▶ _Given task_
Pull out all lines from the listing below in which the word "Balance" appears.

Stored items
START

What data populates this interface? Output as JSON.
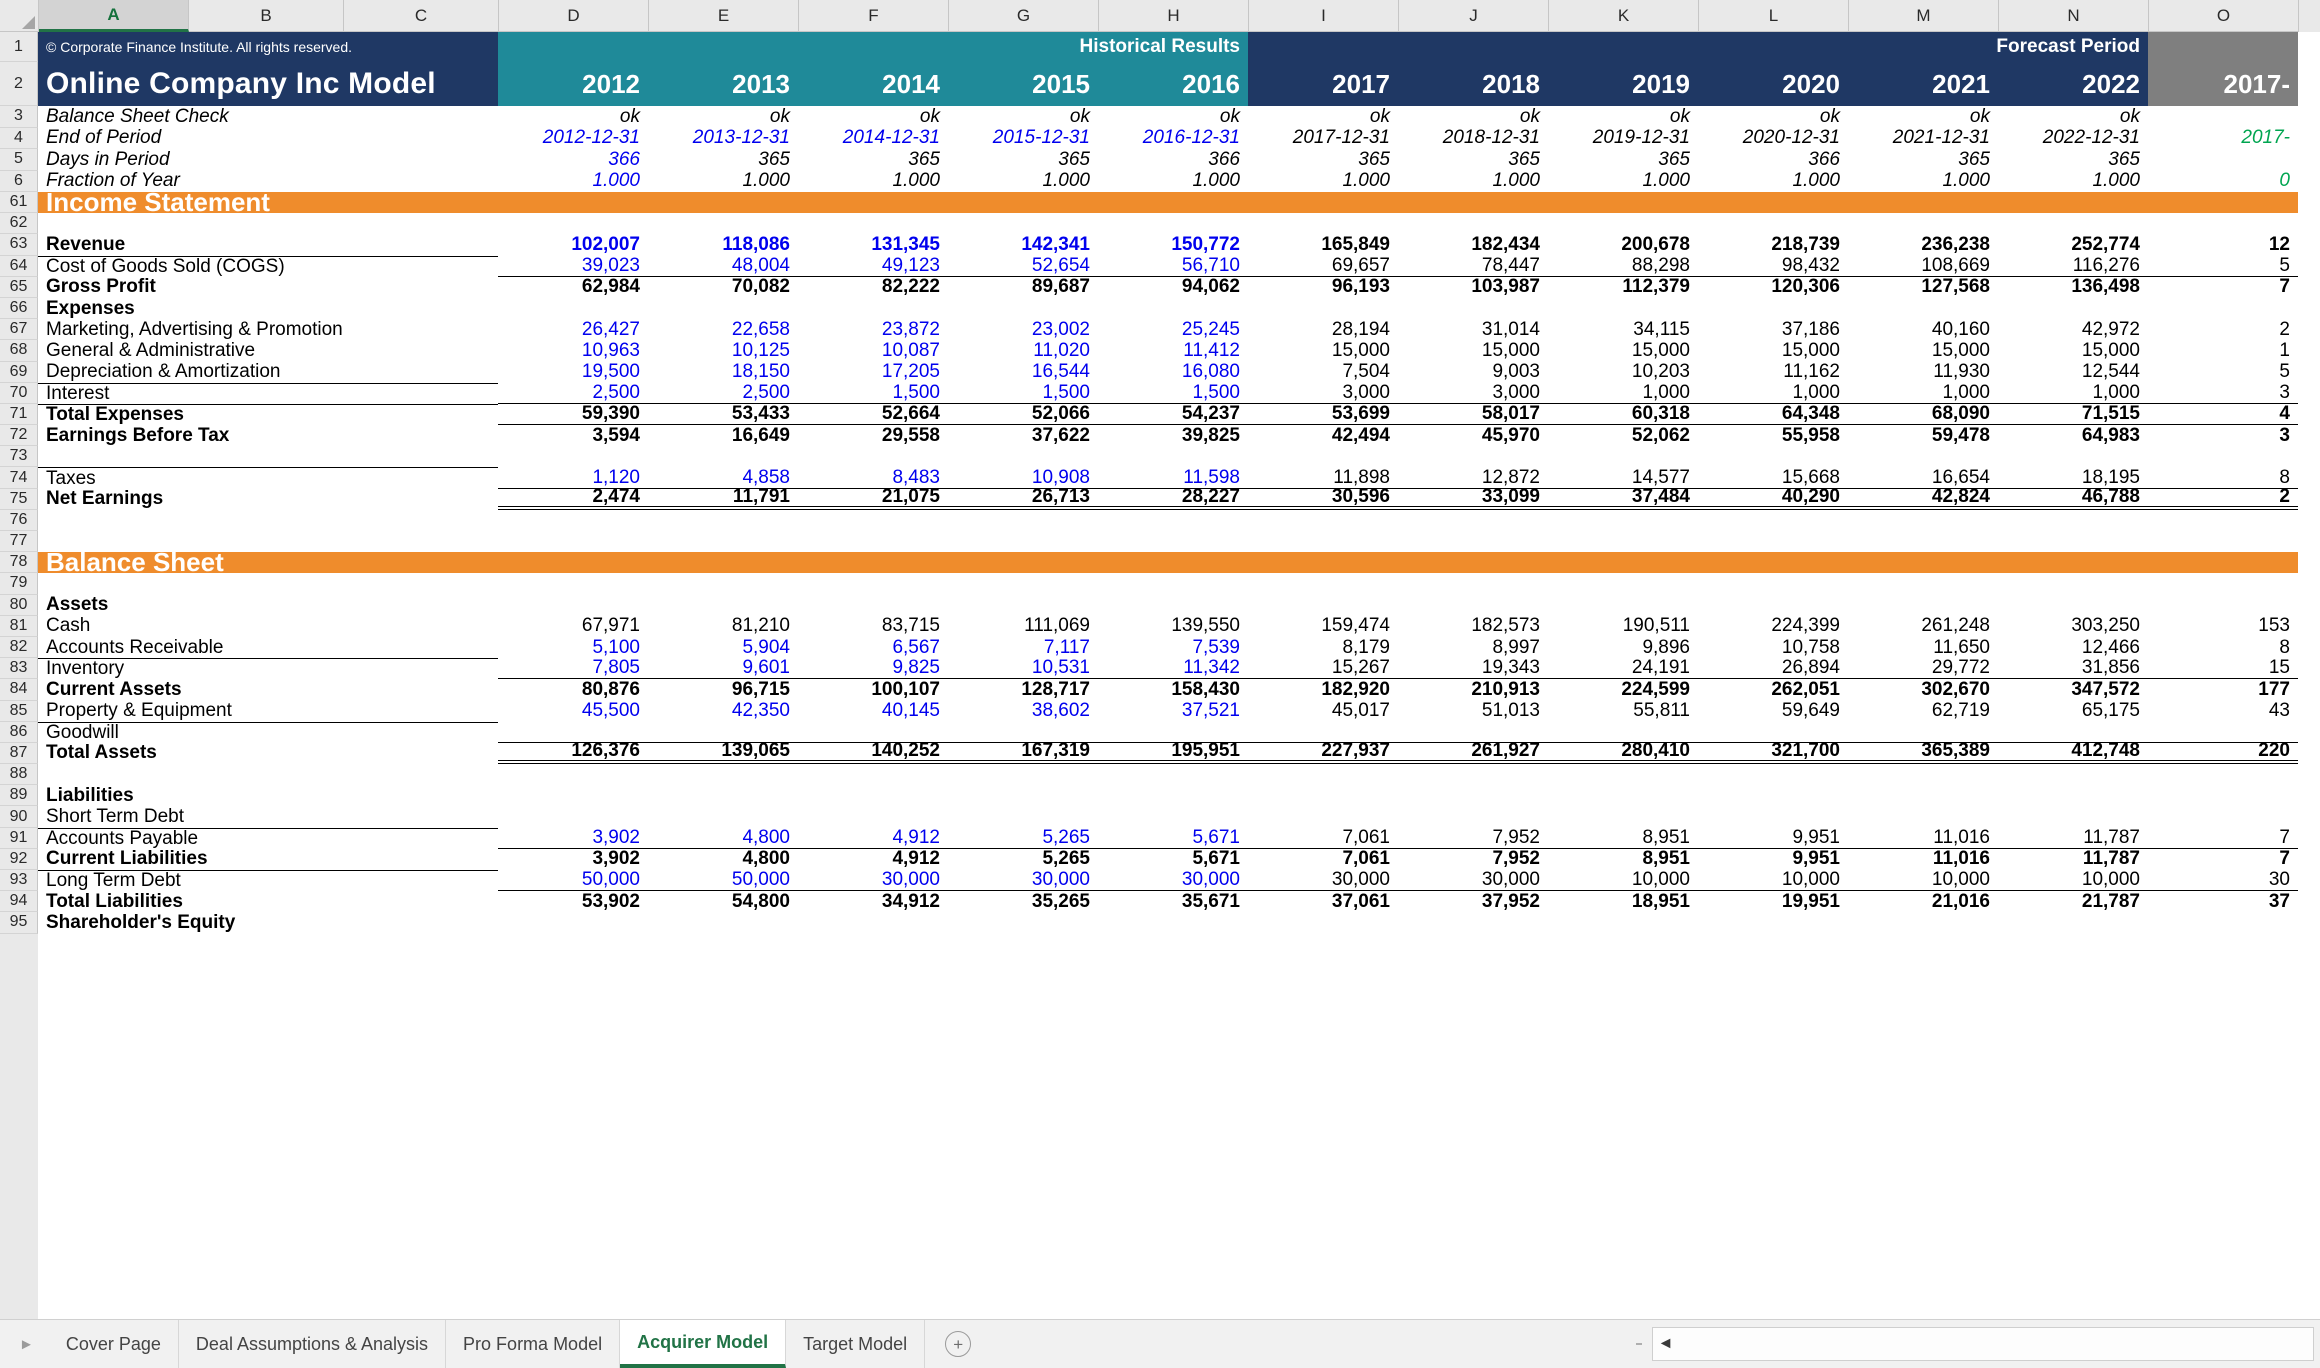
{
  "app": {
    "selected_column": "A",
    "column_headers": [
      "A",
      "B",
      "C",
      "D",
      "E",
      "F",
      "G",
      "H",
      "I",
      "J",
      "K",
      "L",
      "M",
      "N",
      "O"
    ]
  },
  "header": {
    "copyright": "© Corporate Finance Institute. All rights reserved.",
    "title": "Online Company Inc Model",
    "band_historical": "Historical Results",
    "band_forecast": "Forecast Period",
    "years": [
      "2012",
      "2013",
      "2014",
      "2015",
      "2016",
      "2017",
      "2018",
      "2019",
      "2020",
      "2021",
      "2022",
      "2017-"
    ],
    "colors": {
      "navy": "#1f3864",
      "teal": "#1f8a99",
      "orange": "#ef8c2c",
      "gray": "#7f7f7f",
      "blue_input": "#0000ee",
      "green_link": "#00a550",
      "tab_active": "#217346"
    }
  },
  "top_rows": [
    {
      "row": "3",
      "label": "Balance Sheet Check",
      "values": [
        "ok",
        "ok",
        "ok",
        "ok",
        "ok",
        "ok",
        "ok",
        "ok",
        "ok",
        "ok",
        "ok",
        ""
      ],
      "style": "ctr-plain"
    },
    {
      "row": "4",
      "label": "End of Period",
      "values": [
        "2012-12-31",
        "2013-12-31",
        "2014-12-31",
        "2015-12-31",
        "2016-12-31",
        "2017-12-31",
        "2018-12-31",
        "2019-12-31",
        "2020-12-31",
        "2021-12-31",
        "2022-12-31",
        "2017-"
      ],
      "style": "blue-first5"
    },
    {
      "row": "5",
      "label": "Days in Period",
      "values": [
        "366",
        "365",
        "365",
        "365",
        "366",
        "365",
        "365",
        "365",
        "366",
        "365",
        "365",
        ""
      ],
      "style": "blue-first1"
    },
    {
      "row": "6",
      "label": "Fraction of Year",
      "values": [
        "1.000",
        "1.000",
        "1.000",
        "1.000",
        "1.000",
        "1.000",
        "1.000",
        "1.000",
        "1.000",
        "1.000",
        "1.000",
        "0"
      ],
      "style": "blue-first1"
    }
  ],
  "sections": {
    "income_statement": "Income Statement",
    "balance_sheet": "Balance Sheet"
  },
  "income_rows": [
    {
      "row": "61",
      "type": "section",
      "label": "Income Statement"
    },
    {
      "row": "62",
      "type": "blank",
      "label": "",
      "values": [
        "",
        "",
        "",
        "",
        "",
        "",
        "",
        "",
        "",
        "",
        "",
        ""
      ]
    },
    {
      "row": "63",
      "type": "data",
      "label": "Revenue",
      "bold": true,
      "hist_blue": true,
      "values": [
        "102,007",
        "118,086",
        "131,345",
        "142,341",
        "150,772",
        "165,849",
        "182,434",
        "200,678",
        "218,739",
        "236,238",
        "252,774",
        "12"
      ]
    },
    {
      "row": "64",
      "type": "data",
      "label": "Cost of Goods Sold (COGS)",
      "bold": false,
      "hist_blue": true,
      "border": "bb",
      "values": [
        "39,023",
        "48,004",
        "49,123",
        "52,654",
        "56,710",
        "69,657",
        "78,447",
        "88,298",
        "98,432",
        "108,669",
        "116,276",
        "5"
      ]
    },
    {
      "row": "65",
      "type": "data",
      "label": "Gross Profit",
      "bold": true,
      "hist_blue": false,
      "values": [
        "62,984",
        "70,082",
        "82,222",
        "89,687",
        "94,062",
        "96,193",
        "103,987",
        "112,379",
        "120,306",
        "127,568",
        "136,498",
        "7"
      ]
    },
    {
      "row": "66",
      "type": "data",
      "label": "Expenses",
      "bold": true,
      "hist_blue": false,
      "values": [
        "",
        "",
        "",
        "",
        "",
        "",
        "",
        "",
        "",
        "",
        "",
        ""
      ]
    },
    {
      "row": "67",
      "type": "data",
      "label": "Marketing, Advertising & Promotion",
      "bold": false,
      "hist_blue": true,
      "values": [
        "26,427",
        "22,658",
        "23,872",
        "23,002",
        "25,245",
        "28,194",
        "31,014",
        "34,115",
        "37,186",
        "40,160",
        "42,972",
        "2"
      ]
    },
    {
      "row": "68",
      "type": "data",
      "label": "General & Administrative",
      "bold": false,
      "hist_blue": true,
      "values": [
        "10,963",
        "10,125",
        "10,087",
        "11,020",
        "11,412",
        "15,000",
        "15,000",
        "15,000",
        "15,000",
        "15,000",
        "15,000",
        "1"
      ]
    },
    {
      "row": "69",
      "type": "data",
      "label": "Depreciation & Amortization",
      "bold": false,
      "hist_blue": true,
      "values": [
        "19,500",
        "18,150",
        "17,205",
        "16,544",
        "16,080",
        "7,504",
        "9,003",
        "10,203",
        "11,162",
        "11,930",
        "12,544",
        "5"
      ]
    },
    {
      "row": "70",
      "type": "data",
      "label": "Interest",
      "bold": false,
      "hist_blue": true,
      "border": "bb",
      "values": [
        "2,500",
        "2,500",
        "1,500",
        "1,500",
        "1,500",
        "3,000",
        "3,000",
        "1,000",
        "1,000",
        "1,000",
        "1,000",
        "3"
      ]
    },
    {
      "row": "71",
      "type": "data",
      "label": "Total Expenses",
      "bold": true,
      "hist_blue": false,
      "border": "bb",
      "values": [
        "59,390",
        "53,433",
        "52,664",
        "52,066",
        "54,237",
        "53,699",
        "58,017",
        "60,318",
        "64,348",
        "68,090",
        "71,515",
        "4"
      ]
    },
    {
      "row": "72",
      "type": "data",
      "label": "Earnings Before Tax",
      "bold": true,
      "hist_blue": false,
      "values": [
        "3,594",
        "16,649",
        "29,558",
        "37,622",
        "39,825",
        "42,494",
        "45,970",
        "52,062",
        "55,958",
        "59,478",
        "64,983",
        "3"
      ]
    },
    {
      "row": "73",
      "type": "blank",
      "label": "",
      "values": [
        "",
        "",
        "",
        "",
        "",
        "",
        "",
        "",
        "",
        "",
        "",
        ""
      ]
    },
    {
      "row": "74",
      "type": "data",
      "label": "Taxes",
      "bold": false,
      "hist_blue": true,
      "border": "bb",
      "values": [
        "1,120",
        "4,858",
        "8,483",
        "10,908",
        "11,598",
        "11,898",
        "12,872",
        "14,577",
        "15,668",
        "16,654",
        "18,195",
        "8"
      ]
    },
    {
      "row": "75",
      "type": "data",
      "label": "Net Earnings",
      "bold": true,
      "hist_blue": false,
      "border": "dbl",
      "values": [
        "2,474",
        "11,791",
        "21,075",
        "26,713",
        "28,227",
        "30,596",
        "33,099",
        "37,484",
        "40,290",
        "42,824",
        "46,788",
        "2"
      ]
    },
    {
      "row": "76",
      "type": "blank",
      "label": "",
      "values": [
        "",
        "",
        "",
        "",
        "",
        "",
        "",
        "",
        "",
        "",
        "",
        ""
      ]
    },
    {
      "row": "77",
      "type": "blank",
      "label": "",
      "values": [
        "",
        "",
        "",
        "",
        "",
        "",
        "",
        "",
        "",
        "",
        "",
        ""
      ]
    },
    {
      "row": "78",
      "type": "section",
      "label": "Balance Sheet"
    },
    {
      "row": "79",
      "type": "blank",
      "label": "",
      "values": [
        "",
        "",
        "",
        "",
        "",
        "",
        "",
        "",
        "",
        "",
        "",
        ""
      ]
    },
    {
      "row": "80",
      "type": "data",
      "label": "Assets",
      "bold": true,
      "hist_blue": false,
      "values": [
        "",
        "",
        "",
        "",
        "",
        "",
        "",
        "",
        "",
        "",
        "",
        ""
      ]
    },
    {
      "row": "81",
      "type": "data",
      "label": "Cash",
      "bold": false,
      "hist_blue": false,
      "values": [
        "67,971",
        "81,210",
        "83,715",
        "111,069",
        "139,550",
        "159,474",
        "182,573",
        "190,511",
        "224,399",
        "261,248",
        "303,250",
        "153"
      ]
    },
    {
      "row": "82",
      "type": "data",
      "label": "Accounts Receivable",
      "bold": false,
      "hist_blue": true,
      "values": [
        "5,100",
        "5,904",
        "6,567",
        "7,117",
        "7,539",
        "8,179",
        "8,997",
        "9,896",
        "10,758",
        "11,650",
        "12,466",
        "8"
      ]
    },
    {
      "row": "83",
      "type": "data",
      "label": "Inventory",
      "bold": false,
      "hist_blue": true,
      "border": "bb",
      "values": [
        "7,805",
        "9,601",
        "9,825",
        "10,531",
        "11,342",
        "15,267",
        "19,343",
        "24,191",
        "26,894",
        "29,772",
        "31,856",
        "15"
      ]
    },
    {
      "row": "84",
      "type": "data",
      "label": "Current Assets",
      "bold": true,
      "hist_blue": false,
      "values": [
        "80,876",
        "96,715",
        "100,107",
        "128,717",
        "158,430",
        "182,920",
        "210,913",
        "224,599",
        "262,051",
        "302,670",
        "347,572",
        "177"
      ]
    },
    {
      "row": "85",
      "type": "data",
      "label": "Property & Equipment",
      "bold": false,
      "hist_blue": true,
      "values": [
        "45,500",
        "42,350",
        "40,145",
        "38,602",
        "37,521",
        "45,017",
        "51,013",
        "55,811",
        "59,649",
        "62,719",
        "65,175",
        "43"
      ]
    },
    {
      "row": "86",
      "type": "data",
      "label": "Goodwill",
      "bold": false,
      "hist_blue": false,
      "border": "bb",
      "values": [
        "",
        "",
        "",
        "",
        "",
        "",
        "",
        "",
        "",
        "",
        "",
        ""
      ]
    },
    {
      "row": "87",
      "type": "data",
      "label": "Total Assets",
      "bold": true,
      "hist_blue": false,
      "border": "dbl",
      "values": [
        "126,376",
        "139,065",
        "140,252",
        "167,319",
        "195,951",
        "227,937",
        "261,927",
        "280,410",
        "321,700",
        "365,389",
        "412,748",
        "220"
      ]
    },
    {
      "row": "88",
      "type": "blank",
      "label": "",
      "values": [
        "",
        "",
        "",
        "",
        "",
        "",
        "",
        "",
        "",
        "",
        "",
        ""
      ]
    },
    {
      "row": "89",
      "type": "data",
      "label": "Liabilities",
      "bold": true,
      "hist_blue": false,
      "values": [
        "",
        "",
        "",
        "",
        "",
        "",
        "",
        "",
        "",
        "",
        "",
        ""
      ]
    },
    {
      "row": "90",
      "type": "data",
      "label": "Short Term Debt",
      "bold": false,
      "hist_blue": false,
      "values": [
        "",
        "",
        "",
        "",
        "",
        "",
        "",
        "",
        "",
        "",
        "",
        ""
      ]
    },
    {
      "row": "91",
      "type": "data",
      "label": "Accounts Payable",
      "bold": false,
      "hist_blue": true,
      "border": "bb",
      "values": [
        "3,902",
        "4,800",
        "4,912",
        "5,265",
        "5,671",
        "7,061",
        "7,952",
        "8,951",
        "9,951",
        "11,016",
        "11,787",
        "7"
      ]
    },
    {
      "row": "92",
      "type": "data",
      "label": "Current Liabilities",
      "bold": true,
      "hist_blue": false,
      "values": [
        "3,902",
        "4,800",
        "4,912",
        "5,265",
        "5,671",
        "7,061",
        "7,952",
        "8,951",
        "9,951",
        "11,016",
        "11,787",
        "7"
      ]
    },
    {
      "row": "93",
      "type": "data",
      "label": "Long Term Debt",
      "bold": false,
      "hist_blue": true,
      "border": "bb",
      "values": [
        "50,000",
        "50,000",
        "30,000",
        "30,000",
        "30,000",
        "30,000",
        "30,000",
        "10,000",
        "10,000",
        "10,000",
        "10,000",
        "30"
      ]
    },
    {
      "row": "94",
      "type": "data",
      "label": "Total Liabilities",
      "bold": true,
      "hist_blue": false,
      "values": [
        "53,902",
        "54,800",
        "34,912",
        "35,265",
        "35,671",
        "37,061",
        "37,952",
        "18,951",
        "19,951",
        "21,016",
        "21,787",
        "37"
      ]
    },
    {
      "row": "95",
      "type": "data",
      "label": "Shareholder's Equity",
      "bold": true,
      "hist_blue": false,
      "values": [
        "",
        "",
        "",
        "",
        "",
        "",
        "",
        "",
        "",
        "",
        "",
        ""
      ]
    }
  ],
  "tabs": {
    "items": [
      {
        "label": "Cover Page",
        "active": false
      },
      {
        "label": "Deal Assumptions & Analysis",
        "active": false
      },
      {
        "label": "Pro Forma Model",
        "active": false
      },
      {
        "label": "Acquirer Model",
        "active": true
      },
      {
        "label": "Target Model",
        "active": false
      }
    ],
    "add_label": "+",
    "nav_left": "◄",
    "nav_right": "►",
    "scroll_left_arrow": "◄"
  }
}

END
START

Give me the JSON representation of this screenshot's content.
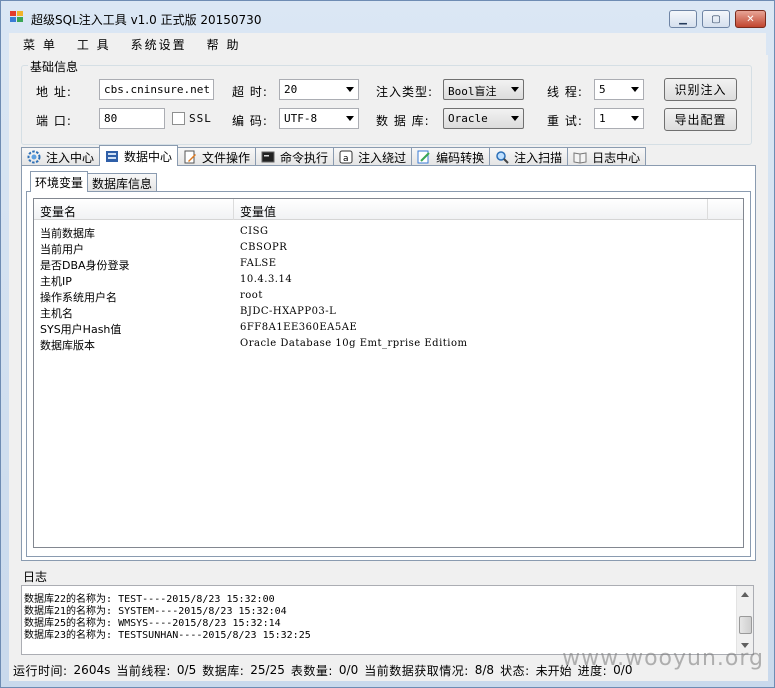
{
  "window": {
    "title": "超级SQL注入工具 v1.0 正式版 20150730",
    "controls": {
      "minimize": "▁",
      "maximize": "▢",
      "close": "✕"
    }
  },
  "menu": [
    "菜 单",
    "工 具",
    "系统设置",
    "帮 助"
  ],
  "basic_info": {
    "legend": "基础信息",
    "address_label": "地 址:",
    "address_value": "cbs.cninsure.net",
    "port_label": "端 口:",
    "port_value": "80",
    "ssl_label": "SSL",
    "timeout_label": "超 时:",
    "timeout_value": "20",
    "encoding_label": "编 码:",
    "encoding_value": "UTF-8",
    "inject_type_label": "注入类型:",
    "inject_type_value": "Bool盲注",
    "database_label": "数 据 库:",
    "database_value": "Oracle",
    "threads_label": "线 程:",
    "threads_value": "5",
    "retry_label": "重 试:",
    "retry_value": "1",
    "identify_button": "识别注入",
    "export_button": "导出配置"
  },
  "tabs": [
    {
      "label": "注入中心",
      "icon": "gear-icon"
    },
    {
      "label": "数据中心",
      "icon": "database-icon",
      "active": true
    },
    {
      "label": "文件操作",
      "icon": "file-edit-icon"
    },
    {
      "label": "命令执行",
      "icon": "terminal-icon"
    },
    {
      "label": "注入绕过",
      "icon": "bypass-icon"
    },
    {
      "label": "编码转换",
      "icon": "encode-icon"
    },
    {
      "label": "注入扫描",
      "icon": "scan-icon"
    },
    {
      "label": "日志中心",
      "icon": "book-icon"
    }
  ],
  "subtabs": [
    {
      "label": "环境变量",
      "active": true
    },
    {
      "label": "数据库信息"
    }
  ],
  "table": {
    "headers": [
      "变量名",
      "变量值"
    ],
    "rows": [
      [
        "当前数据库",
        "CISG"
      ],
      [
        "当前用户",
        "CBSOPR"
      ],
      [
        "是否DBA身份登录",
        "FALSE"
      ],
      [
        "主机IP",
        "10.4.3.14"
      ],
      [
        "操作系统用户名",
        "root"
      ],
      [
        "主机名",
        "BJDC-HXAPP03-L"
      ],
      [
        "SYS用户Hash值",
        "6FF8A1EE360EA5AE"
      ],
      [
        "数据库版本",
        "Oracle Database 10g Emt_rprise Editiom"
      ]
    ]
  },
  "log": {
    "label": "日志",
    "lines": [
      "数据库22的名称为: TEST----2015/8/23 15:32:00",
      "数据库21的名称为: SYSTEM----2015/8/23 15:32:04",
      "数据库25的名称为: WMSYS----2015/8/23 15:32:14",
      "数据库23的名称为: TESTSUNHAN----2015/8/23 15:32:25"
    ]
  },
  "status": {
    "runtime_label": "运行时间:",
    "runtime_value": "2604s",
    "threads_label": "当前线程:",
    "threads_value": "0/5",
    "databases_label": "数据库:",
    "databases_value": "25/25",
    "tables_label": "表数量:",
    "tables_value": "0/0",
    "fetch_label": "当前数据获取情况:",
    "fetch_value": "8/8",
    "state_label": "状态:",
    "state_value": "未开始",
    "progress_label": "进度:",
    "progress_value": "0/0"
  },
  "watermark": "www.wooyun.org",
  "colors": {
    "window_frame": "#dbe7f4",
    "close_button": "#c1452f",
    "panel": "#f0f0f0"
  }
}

END

▶ _Complete response_
      "label": "Balance Sheet Check",
    "balance_sheet": "Balance Sheet"
      "label": "Balance Sheet"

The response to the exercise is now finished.